┌────────
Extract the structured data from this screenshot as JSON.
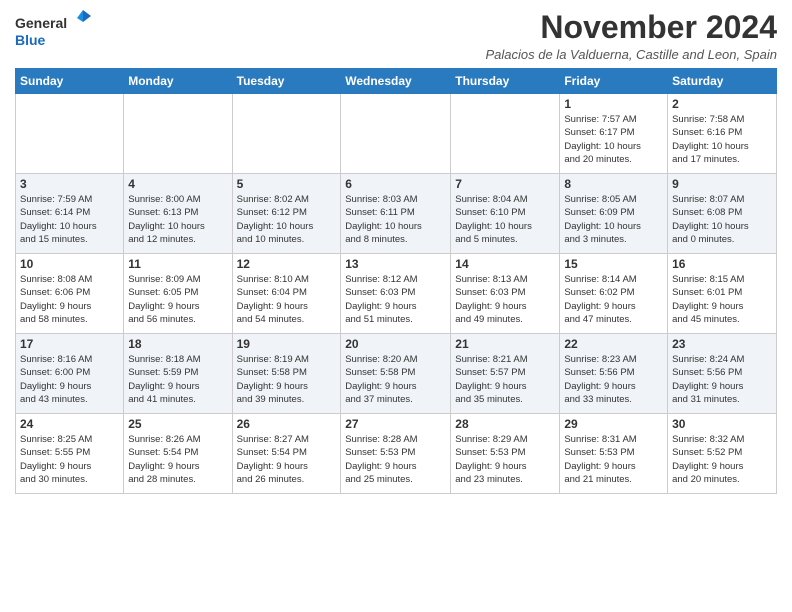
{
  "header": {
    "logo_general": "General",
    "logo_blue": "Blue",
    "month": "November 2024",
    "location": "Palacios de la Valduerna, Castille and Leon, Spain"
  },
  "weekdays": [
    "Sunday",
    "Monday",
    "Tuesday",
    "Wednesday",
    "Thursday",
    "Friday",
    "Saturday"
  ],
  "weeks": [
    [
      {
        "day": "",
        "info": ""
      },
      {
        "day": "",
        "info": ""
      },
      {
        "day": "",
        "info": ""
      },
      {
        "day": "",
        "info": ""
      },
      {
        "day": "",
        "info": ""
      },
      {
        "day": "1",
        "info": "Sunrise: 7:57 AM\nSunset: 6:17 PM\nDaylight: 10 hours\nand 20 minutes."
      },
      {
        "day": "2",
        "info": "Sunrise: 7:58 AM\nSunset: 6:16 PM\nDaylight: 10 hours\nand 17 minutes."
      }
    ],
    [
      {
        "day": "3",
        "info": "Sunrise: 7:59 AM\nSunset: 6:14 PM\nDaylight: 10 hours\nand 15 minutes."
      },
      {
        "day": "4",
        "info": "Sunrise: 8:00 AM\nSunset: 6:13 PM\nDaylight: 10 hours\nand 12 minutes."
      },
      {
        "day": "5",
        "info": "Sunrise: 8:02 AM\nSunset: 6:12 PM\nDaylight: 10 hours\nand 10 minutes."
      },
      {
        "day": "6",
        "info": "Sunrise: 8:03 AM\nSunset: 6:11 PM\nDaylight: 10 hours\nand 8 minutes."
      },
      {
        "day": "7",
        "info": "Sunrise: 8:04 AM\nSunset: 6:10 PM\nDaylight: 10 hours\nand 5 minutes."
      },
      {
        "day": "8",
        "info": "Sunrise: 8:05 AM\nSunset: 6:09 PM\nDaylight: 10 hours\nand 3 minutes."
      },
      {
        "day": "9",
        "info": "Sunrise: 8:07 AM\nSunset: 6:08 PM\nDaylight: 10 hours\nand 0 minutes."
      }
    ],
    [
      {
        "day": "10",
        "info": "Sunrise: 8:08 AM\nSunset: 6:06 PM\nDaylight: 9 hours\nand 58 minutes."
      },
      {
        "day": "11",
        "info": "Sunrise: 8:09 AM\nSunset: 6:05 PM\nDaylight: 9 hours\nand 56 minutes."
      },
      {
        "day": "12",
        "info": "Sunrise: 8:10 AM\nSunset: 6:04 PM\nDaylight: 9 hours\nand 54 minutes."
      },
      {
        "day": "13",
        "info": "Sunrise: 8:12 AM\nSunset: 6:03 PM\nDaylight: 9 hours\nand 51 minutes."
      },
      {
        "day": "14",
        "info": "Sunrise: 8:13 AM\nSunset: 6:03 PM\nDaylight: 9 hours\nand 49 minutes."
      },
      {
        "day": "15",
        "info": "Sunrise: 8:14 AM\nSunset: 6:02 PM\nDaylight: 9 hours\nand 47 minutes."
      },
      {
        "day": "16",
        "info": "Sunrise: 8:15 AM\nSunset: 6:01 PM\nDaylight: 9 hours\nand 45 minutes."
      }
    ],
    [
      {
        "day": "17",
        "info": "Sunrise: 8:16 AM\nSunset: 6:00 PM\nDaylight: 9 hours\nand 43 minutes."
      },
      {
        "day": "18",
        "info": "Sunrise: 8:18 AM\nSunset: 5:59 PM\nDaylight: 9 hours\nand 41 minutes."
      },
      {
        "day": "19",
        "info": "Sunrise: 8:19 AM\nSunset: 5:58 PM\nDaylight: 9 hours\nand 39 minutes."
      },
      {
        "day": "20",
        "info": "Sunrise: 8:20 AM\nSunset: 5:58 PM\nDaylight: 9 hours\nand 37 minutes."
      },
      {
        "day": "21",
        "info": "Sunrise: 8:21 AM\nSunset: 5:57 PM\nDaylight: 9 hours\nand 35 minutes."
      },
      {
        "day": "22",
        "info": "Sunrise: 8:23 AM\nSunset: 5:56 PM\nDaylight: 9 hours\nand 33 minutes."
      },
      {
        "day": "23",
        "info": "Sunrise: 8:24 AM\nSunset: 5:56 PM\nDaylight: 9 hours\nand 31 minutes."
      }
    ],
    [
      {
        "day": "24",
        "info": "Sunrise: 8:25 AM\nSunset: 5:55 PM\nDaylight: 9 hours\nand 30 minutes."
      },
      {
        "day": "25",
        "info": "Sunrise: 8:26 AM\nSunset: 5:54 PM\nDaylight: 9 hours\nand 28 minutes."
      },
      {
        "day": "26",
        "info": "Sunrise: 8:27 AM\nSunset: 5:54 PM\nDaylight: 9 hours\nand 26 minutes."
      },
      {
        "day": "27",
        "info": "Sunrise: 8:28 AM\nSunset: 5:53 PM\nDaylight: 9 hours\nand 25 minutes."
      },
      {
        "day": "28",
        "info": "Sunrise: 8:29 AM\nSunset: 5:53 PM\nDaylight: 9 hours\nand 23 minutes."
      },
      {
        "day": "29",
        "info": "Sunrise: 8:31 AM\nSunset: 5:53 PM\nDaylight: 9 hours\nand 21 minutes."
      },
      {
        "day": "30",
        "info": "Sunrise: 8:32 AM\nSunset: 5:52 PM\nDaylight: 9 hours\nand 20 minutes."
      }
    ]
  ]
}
└────────
**To be done**
Reproduce every line of the material precisely, omitting its pictures.

**Final answer**
Extract the structured data from this screenshot as JSON.
{
  "header": {
    "logo_general": "General",
    "logo_blue": "Blue",
    "month": "November 2024",
    "location": "Palacios de la Valduerna, Castille and Leon, Spain"
  },
  "weekdays": [
    "Sunday",
    "Monday",
    "Tuesday",
    "Wednesday",
    "Thursday",
    "Friday",
    "Saturday"
  ],
  "weeks": [
    [
      {
        "day": "",
        "info": ""
      },
      {
        "day": "",
        "info": ""
      },
      {
        "day": "",
        "info": ""
      },
      {
        "day": "",
        "info": ""
      },
      {
        "day": "",
        "info": ""
      },
      {
        "day": "1",
        "info": "Sunrise: 7:57 AM\nSunset: 6:17 PM\nDaylight: 10 hours\nand 20 minutes."
      },
      {
        "day": "2",
        "info": "Sunrise: 7:58 AM\nSunset: 6:16 PM\nDaylight: 10 hours\nand 17 minutes."
      }
    ],
    [
      {
        "day": "3",
        "info": "Sunrise: 7:59 AM\nSunset: 6:14 PM\nDaylight: 10 hours\nand 15 minutes."
      },
      {
        "day": "4",
        "info": "Sunrise: 8:00 AM\nSunset: 6:13 PM\nDaylight: 10 hours\nand 12 minutes."
      },
      {
        "day": "5",
        "info": "Sunrise: 8:02 AM\nSunset: 6:12 PM\nDaylight: 10 hours\nand 10 minutes."
      },
      {
        "day": "6",
        "info": "Sunrise: 8:03 AM\nSunset: 6:11 PM\nDaylight: 10 hours\nand 8 minutes."
      },
      {
        "day": "7",
        "info": "Sunrise: 8:04 AM\nSunset: 6:10 PM\nDaylight: 10 hours\nand 5 minutes."
      },
      {
        "day": "8",
        "info": "Sunrise: 8:05 AM\nSunset: 6:09 PM\nDaylight: 10 hours\nand 3 minutes."
      },
      {
        "day": "9",
        "info": "Sunrise: 8:07 AM\nSunset: 6:08 PM\nDaylight: 10 hours\nand 0 minutes."
      }
    ],
    [
      {
        "day": "10",
        "info": "Sunrise: 8:08 AM\nSunset: 6:06 PM\nDaylight: 9 hours\nand 58 minutes."
      },
      {
        "day": "11",
        "info": "Sunrise: 8:09 AM\nSunset: 6:05 PM\nDaylight: 9 hours\nand 56 minutes."
      },
      {
        "day": "12",
        "info": "Sunrise: 8:10 AM\nSunset: 6:04 PM\nDaylight: 9 hours\nand 54 minutes."
      },
      {
        "day": "13",
        "info": "Sunrise: 8:12 AM\nSunset: 6:03 PM\nDaylight: 9 hours\nand 51 minutes."
      },
      {
        "day": "14",
        "info": "Sunrise: 8:13 AM\nSunset: 6:03 PM\nDaylight: 9 hours\nand 49 minutes."
      },
      {
        "day": "15",
        "info": "Sunrise: 8:14 AM\nSunset: 6:02 PM\nDaylight: 9 hours\nand 47 minutes."
      },
      {
        "day": "16",
        "info": "Sunrise: 8:15 AM\nSunset: 6:01 PM\nDaylight: 9 hours\nand 45 minutes."
      }
    ],
    [
      {
        "day": "17",
        "info": "Sunrise: 8:16 AM\nSunset: 6:00 PM\nDaylight: 9 hours\nand 43 minutes."
      },
      {
        "day": "18",
        "info": "Sunrise: 8:18 AM\nSunset: 5:59 PM\nDaylight: 9 hours\nand 41 minutes."
      },
      {
        "day": "19",
        "info": "Sunrise: 8:19 AM\nSunset: 5:58 PM\nDaylight: 9 hours\nand 39 minutes."
      },
      {
        "day": "20",
        "info": "Sunrise: 8:20 AM\nSunset: 5:58 PM\nDaylight: 9 hours\nand 37 minutes."
      },
      {
        "day": "21",
        "info": "Sunrise: 8:21 AM\nSunset: 5:57 PM\nDaylight: 9 hours\nand 35 minutes."
      },
      {
        "day": "22",
        "info": "Sunrise: 8:23 AM\nSunset: 5:56 PM\nDaylight: 9 hours\nand 33 minutes."
      },
      {
        "day": "23",
        "info": "Sunrise: 8:24 AM\nSunset: 5:56 PM\nDaylight: 9 hours\nand 31 minutes."
      }
    ],
    [
      {
        "day": "24",
        "info": "Sunrise: 8:25 AM\nSunset: 5:55 PM\nDaylight: 9 hours\nand 30 minutes."
      },
      {
        "day": "25",
        "info": "Sunrise: 8:26 AM\nSunset: 5:54 PM\nDaylight: 9 hours\nand 28 minutes."
      },
      {
        "day": "26",
        "info": "Sunrise: 8:27 AM\nSunset: 5:54 PM\nDaylight: 9 hours\nand 26 minutes."
      },
      {
        "day": "27",
        "info": "Sunrise: 8:28 AM\nSunset: 5:53 PM\nDaylight: 9 hours\nand 25 minutes."
      },
      {
        "day": "28",
        "info": "Sunrise: 8:29 AM\nSunset: 5:53 PM\nDaylight: 9 hours\nand 23 minutes."
      },
      {
        "day": "29",
        "info": "Sunrise: 8:31 AM\nSunset: 5:53 PM\nDaylight: 9 hours\nand 21 minutes."
      },
      {
        "day": "30",
        "info": "Sunrise: 8:32 AM\nSunset: 5:52 PM\nDaylight: 9 hours\nand 20 minutes."
      }
    ]
  ]
}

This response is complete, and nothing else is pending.